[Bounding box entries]
-------------------------
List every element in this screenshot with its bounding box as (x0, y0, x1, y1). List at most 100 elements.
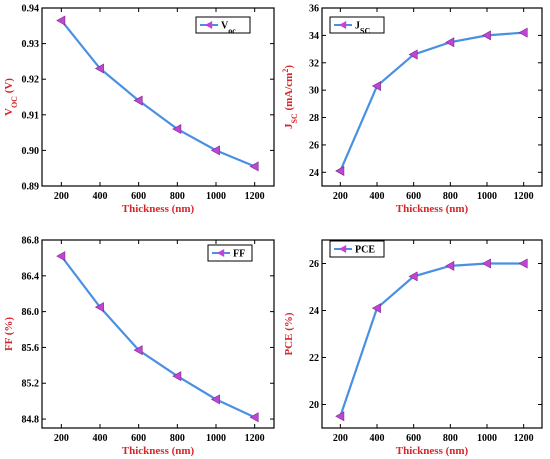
data-point-marker (249, 161, 259, 172)
y-axis-title: PCE (%) (283, 312, 295, 355)
data-point-marker (371, 81, 381, 92)
chart-panel-4: 200 400 600 800 1000 1200 20 22 24 26 Thickness (n… (283, 239, 543, 457)
x-tick-label: 1000 (206, 191, 226, 202)
data-point-marker (408, 49, 418, 60)
y-axis-title-end: ) (283, 65, 295, 69)
data-point-marker (172, 124, 182, 135)
data-point-marker (210, 145, 220, 156)
y-tick-label: 0.91 (22, 110, 40, 121)
x-tick-label: 1200 (245, 191, 265, 202)
data-point-marker (249, 412, 259, 423)
legend-label-main: FF (233, 249, 245, 260)
data-point-marker (371, 303, 381, 314)
legend-label: JSC (355, 21, 370, 36)
y-tick-label: 36 (309, 4, 319, 15)
x-tick-label: 800 (443, 433, 458, 444)
x-tick-label: 800 (443, 191, 458, 202)
y-tick-label: 34 (309, 31, 319, 42)
y-tick-label: 0.94 (22, 4, 40, 15)
legend-label-main: V (221, 21, 229, 32)
y-tick-label: 0.89 (22, 182, 40, 193)
y-axis-title-main: PCE (%) (283, 312, 295, 355)
y-axis-title-rest: (mA/cm (283, 73, 295, 114)
data-point-marker (94, 63, 104, 74)
legend-label-sub: oc (228, 26, 236, 35)
x-tick-label: 1000 (206, 433, 226, 444)
x-axis-title: Thickness (nm) (396, 445, 469, 457)
data-point-marker (56, 251, 66, 262)
data-point-marker (210, 394, 220, 405)
x-tick-label: 400 (370, 433, 385, 444)
y-tick-label: 26 (309, 259, 319, 270)
x-tick-label: 800 (170, 191, 185, 202)
series-line (60, 19, 256, 168)
legend-box (329, 240, 385, 258)
y-axis-title-main: FF (%) (3, 317, 15, 351)
data-point-marker (133, 95, 143, 106)
legend-marker-sample (217, 249, 225, 257)
y-tick-label: 85.2 (22, 379, 40, 390)
y-tick-label: 20 (309, 400, 319, 411)
x-axis-title: Thickness (nm) (122, 203, 195, 215)
y-tick-label: 86.4 (22, 271, 40, 282)
x-tick-label: 200 (333, 191, 348, 202)
x-tick-label: 200 (54, 433, 69, 444)
x-axis-title: Thickness (nm) (122, 445, 195, 457)
y-axis-title: FF (%) (3, 317, 15, 351)
x-tick-label: 1000 (477, 191, 497, 202)
data-point-marker (445, 37, 455, 48)
x-tick-label: 600 (406, 191, 421, 202)
data-point-marker (481, 30, 491, 41)
data-point-marker (408, 271, 418, 282)
x-tick-label: 400 (93, 433, 108, 444)
x-tick-label: 600 (131, 191, 146, 202)
y-tick-label: 24 (309, 168, 319, 179)
data-point-marker (445, 260, 455, 271)
y-axis-title-main: V (3, 108, 15, 116)
x-tick-label: 200 (54, 191, 69, 202)
legend-label: PCE (355, 245, 375, 256)
y-tick-label: 30 (309, 86, 319, 97)
y-axis-title-main: J (283, 123, 295, 129)
y-tick-label: 26 (309, 140, 319, 151)
legend-label: Voc (221, 21, 236, 36)
data-point-marker (56, 15, 66, 26)
plot-frame (41, 7, 275, 187)
y-tick-label: 84.8 (22, 415, 40, 426)
y-tick-label: 0.90 (22, 146, 40, 157)
series-line (339, 262, 524, 417)
y-axis-title: VOC (V) (3, 78, 19, 116)
legend: Voc (195, 16, 251, 36)
data-point-marker (335, 411, 345, 422)
y-tick-label: 22 (309, 353, 319, 364)
data-point-marker (133, 345, 143, 356)
y-tick-label: 0.93 (22, 39, 40, 50)
legend-label-main: PCE (355, 245, 375, 256)
y-axis-title: JSC (mA/cm2) (281, 65, 299, 129)
series-line (60, 255, 256, 419)
y-tick-label: 24 (309, 306, 319, 317)
y-axis-title-sub: OC (10, 96, 19, 108)
x-tick-label: 1200 (514, 433, 534, 444)
chart-panel-2: 200 400 600 800 1000 1200 24 26 28 30 32 34 36 Thickn… (281, 4, 543, 215)
plot-frame (41, 239, 275, 429)
legend-marker-sample (339, 21, 347, 29)
data-point-marker (481, 258, 491, 269)
x-tick-label: 400 (370, 191, 385, 202)
y-tick-label: 32 (309, 58, 319, 69)
y-tick-label: 28 (309, 113, 319, 124)
x-tick-label: 600 (131, 433, 146, 444)
plot-frame (321, 239, 543, 429)
x-tick-label: 1200 (245, 433, 265, 444)
chart-panel-3: 200 400 600 800 1000 1200 84.8 85.2 85.6 86.0 86.4… (3, 236, 275, 457)
legend: FF (207, 244, 253, 262)
x-tick-label: 800 (170, 433, 185, 444)
legend-label-main: J (355, 21, 360, 32)
legend-label: FF (233, 249, 245, 260)
legend-box (195, 16, 251, 34)
x-tick-label: 200 (333, 433, 348, 444)
x-axis-title: Thickness (nm) (396, 203, 469, 215)
legend-label-sub: SC (360, 26, 370, 35)
y-tick-label: 86.8 (22, 236, 40, 247)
-------------------------
» Exercise brief
Convert every row above into a numbered list, omitting any blank lines and leaving the pictures out of the answer.

» Answer
1. List every element in this screenshot with its bounding box as (x0, y0, x1, y1). List at most 100 elements.
2. data-point-marker (249, 161, 259, 172)
3. y-axis-title: PCE (%) (283, 312, 295, 355)
4. data-point-marker (371, 81, 381, 92)
5. chart-panel-4: 200 400 600 800 1000 1200 20 22 24 26 Thickness (n… (283, 239, 543, 457)
6. x-tick-label: 1000 (206, 191, 226, 202)
7. data-point-marker (408, 49, 418, 60)
8. y-axis-title-end: ) (283, 65, 295, 69)
9. data-point-marker (172, 124, 182, 135)
10. data-point-marker (210, 145, 220, 156)
11. y-tick-label: 0.91 (22, 110, 40, 121)
12. x-tick-label: 1200 (245, 191, 265, 202)
13. data-point-marker (249, 412, 259, 423)
14. legend-label-main: FF (233, 249, 245, 260)
15. data-point-marker (371, 303, 381, 314)
16. legend-label: JSC (355, 21, 370, 36)
17. y-tick-label: 36 (309, 4, 319, 15)
18. x-tick-label: 800 (443, 433, 458, 444)
19. x-tick-label: 800 (443, 191, 458, 202)
20. y-tick-label: 34 (309, 31, 319, 42)
21. y-tick-label: 0.94 (22, 4, 40, 15)
22. legend-label-main: V (221, 21, 229, 32)
23. y-tick-label: 0.89 (22, 182, 40, 193)
24. y-axis-title-main: PCE (%) (283, 312, 295, 355)
25. y-axis-title-rest: (mA/cm (283, 73, 295, 114)
26. data-point-marker (94, 63, 104, 74)
27. legend-label-sub: oc (228, 26, 236, 35)
28. x-tick-label: 1000 (206, 433, 226, 444)
29. x-axis-title: Thickness (nm) (396, 445, 469, 457)
30. data-point-marker (56, 251, 66, 262)
31. data-point-marker (210, 394, 220, 405)
32. x-tick-label: 400 (370, 433, 385, 444)
33. y-tick-label: 26 (309, 259, 319, 270)
34. x-tick-label: 800 (170, 191, 185, 202)
35. series-line (60, 19, 256, 168)
36. legend-box (329, 240, 385, 258)
37. y-axis-title-main: FF (%) (3, 317, 15, 351)
38. data-point-marker (133, 95, 143, 106)
39. legend-marker-sample (217, 249, 225, 257)
40. y-tick-label: 85.2 (22, 379, 40, 390)
41. y-tick-label: 20 (309, 400, 319, 411)
42. x-axis-title: Thickness (nm) (122, 203, 195, 215)
43. y-tick-label: 86.4 (22, 271, 40, 282)
44. x-tick-label: 200 (333, 191, 348, 202)
45. x-tick-label: 200 (54, 433, 69, 444)
46. x-axis-title: Thickness (nm) (122, 445, 195, 457)
47. y-axis-title: FF (%) (3, 317, 15, 351)
48. x-tick-label: 1000 (477, 191, 497, 202)
49. data-point-marker (445, 37, 455, 48)
50. x-tick-label: 600 (406, 191, 421, 202)
51. data-point-marker (481, 30, 491, 41)
52. data-point-marker (408, 271, 418, 282)
53. x-tick-label: 400 (93, 433, 108, 444)
54. x-tick-label: 600 (131, 191, 146, 202)
55. y-tick-label: 24 (309, 168, 319, 179)
56. data-point-marker (445, 260, 455, 271)
57. y-axis-title-main: V (3, 108, 15, 116)
58. x-tick-label: 200 (54, 191, 69, 202)
59. legend-label: PCE (355, 245, 375, 256)
60. y-tick-label: 30 (309, 86, 319, 97)
61. y-axis-title-main: J (283, 123, 295, 129)
62. y-tick-label: 26 (309, 140, 319, 151)
63. legend-label: Voc (221, 21, 236, 36)
64. data-point-marker (56, 15, 66, 26)
65. plot-frame (41, 7, 275, 187)
66. y-tick-label: 84.8 (22, 415, 40, 426)
67. y-tick-label: 0.90 (22, 146, 40, 157)
68. series-line (339, 262, 524, 417)
69. y-axis-title: VOC (V) (3, 78, 19, 116)
70. legend: Voc (195, 16, 251, 36)
71. data-point-marker (335, 411, 345, 422)
72. y-tick-label: 22 (309, 353, 319, 364)
73. data-point-marker (133, 345, 143, 356)
74. y-tick-label: 0.93 (22, 39, 40, 50)
75. legend-label-main: PCE (355, 245, 375, 256)
76. y-axis-title: JSC (mA/cm2) (281, 65, 299, 129)
77. series-line (60, 255, 256, 419)
78. y-tick-label: 24 (309, 306, 319, 317)
79. y-axis-title-sub: OC (10, 96, 19, 108)
80. x-tick-label: 1200 (514, 433, 534, 444)
81. chart-panel-2: 200 400 600 800 1000 1200 24 26 28 30 32 34 36 Thickn… (281, 4, 543, 215)
82. plot-frame (41, 239, 275, 429)
83. legend-marker-sample (339, 21, 347, 29)
84. data-point-marker (481, 258, 491, 269)
85. x-tick-label: 400 (370, 191, 385, 202)
86. y-tick-label: 32 (309, 58, 319, 69)
87. y-tick-label: 28 (309, 113, 319, 124)
88. x-tick-label: 600 (131, 433, 146, 444)
89. plot-frame (321, 239, 543, 429)
90. x-tick-label: 1200 (245, 433, 265, 444)
91. chart-panel-3: 200 400 600 800 1000 1200 84.8 85.2 85.6 86.0 86.4… (3, 236, 275, 457)
92. legend: FF (207, 244, 253, 262)
93. x-tick-label: 800 (170, 433, 185, 444)
94. legend-label-main: J (355, 21, 360, 32)
95. legend-label: FF (233, 249, 245, 260)
96. legend-box (195, 16, 251, 34)
97. x-tick-label: 200 (333, 433, 348, 444)
98. x-axis-title: Thickness (nm) (396, 203, 469, 215)
99. legend-label-sub: SC (360, 26, 370, 35)
100. y-tick-label: 86.8 (22, 236, 40, 247)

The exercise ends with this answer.